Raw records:
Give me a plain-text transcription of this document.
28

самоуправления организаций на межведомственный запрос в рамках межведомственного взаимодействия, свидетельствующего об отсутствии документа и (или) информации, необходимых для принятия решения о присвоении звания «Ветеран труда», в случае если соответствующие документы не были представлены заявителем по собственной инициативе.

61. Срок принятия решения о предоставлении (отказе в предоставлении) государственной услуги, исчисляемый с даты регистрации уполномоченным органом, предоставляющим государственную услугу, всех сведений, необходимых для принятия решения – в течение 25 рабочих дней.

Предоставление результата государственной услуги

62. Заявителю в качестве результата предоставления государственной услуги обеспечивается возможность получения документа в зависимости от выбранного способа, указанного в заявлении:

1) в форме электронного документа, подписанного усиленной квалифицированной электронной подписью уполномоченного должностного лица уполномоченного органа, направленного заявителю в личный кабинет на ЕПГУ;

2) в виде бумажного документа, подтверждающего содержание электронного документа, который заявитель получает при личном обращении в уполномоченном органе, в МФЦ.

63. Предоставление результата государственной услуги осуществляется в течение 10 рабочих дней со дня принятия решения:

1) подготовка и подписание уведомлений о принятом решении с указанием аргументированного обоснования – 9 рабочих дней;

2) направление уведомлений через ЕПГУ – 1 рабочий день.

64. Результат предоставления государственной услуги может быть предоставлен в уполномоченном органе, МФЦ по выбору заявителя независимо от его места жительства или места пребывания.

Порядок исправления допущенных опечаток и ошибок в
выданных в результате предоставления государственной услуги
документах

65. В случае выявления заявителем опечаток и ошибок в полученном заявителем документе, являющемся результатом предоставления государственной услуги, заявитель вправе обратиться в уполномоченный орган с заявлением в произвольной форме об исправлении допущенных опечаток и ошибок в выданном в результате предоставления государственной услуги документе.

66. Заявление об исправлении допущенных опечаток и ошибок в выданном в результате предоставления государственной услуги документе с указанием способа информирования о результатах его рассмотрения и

▶ **WHAT YOU WILL DO**
Look through the entries above and list every line containing "способа".

▶ **RESULT FOR THIS TASK**
62. Заявителю в качестве результата предоставления государственной услуги обеспечивается возможность получения документа в зависимости от выбранного способа, указанного в заявлении:
66. Заявление об исправлении допущенных опечаток и ошибок в выданном в результате предоставления государственной услуги документе с указанием способа информирования о результатах его рассмотрения и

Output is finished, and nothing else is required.